— Stored rows —
'''

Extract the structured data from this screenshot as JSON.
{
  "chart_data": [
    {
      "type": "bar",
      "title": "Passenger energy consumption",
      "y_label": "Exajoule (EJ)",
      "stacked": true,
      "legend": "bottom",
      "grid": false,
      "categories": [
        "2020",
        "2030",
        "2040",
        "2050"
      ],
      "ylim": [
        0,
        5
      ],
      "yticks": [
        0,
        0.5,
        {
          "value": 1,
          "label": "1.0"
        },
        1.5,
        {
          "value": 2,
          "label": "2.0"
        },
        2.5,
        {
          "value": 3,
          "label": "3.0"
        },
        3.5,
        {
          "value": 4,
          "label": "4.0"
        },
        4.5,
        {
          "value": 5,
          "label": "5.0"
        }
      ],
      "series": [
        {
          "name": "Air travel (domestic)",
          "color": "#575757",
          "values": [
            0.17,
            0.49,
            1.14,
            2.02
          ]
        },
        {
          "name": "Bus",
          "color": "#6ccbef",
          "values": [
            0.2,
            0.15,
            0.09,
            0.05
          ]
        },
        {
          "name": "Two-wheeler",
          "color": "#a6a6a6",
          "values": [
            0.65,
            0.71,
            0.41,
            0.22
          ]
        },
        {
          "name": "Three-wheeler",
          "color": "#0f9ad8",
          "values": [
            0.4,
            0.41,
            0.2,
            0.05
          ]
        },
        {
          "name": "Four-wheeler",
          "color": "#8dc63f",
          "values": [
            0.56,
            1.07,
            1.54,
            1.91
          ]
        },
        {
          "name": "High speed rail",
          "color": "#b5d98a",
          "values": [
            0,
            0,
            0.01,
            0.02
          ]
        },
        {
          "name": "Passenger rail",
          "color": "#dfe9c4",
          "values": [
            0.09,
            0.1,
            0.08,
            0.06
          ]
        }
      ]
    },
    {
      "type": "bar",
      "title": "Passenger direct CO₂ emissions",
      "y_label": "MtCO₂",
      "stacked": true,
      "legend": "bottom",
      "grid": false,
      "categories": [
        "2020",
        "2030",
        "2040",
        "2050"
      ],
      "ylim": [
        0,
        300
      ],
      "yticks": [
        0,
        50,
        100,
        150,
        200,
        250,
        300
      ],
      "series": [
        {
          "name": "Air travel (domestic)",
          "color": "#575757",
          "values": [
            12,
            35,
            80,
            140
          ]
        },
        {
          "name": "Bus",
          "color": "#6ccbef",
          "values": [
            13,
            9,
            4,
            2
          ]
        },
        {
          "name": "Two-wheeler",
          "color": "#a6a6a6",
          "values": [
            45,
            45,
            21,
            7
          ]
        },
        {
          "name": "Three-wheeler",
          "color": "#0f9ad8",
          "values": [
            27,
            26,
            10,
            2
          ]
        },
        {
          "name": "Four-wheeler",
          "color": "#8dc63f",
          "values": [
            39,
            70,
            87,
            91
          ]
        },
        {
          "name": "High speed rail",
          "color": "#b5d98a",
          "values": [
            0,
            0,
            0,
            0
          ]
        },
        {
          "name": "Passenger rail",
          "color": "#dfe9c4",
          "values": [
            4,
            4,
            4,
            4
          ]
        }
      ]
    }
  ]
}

'''

— Set task —
Type out the whole listing above again, exactly as it stands.

— Solution for this task —
Extract the structured data from this screenshot as JSON.
{
  "chart_data": [
    {
      "type": "bar",
      "title": "Passenger energy consumption",
      "y_label": "Exajoule (EJ)",
      "stacked": true,
      "legend": "bottom",
      "grid": false,
      "categories": [
        "2020",
        "2030",
        "2040",
        "2050"
      ],
      "ylim": [
        0,
        5
      ],
      "yticks": [
        0,
        0.5,
        {
          "value": 1,
          "label": "1.0"
        },
        1.5,
        {
          "value": 2,
          "label": "2.0"
        },
        2.5,
        {
          "value": 3,
          "label": "3.0"
        },
        3.5,
        {
          "value": 4,
          "label": "4.0"
        },
        4.5,
        {
          "value": 5,
          "label": "5.0"
        }
      ],
      "series": [
        {
          "name": "Air travel (domestic)",
          "color": "#575757",
          "values": [
            0.17,
            0.49,
            1.14,
            2.02
          ]
        },
        {
          "name": "Bus",
          "color": "#6ccbef",
          "values": [
            0.2,
            0.15,
            0.09,
            0.05
          ]
        },
        {
          "name": "Two-wheeler",
          "color": "#a6a6a6",
          "values": [
            0.65,
            0.71,
            0.41,
            0.22
          ]
        },
        {
          "name": "Three-wheeler",
          "color": "#0f9ad8",
          "values": [
            0.4,
            0.41,
            0.2,
            0.05
          ]
        },
        {
          "name": "Four-wheeler",
          "color": "#8dc63f",
          "values": [
            0.56,
            1.07,
            1.54,
            1.91
          ]
        },
        {
          "name": "High speed rail",
          "color": "#b5d98a",
          "values": [
            0,
            0,
            0.01,
            0.02
          ]
        },
        {
          "name": "Passenger rail",
          "color": "#dfe9c4",
          "values": [
            0.09,
            0.1,
            0.08,
            0.06
          ]
        }
      ]
    },
    {
      "type": "bar",
      "title": "Passenger direct CO₂ emissions",
      "y_label": "MtCO₂",
      "stacked": true,
      "legend": "bottom",
      "grid": false,
      "categories": [
        "2020",
        "2030",
        "2040",
        "2050"
      ],
      "ylim": [
        0,
        300
      ],
      "yticks": [
        0,
        50,
        100,
        150,
        200,
        250,
        300
      ],
      "series": [
        {
          "name": "Air travel (domestic)",
          "color": "#575757",
          "values": [
            12,
            35,
            80,
            140
          ]
        },
        {
          "name": "Bus",
          "color": "#6ccbef",
          "values": [
            13,
            9,
            4,
            2
          ]
        },
        {
          "name": "Two-wheeler",
          "color": "#a6a6a6",
          "values": [
            45,
            45,
            21,
            7
          ]
        },
        {
          "name": "Three-wheeler",
          "color": "#0f9ad8",
          "values": [
            27,
            26,
            10,
            2
          ]
        },
        {
          "name": "Four-wheeler",
          "color": "#8dc63f",
          "values": [
            39,
            70,
            87,
            91
          ]
        },
        {
          "name": "High speed rail",
          "color": "#b5d98a",
          "values": [
            0,
            0,
            0,
            0
          ]
        },
        {
          "name": "Passenger rail",
          "color": "#dfe9c4",
          "values": [
            4,
            4,
            4,
            4
          ]
        }
      ]
    }
  ]
}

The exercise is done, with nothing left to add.